[Rows from a dataset]

--- Start ---

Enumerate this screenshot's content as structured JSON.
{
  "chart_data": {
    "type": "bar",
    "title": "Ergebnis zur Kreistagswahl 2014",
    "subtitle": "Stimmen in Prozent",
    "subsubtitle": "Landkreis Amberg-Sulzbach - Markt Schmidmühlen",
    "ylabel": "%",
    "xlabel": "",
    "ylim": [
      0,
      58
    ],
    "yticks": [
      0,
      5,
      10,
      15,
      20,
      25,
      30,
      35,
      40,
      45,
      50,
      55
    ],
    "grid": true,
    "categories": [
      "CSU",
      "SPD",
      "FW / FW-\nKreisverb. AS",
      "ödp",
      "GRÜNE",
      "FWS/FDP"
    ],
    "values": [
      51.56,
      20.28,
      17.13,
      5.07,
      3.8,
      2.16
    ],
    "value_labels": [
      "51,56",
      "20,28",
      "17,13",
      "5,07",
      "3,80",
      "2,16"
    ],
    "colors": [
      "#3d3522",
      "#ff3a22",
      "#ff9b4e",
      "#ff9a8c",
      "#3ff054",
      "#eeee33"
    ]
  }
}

--- End ---

Copy all data exactly, start to finish.

Reply:
Enumerate this screenshot's content as structured JSON.
{
  "chart_data": {
    "type": "bar",
    "title": "Ergebnis zur Kreistagswahl 2014",
    "subtitle": "Stimmen in Prozent",
    "subsubtitle": "Landkreis Amberg-Sulzbach - Markt Schmidmühlen",
    "ylabel": "%",
    "xlabel": "",
    "ylim": [
      0,
      58
    ],
    "yticks": [
      0,
      5,
      10,
      15,
      20,
      25,
      30,
      35,
      40,
      45,
      50,
      55
    ],
    "grid": true,
    "categories": [
      "CSU",
      "SPD",
      "FW / FW-\nKreisverb. AS",
      "ödp",
      "GRÜNE",
      "FWS/FDP"
    ],
    "values": [
      51.56,
      20.28,
      17.13,
      5.07,
      3.8,
      2.16
    ],
    "value_labels": [
      "51,56",
      "20,28",
      "17,13",
      "5,07",
      "3,80",
      "2,16"
    ],
    "colors": [
      "#3d3522",
      "#ff3a22",
      "#ff9b4e",
      "#ff9a8c",
      "#3ff054",
      "#eeee33"
    ]
  }
}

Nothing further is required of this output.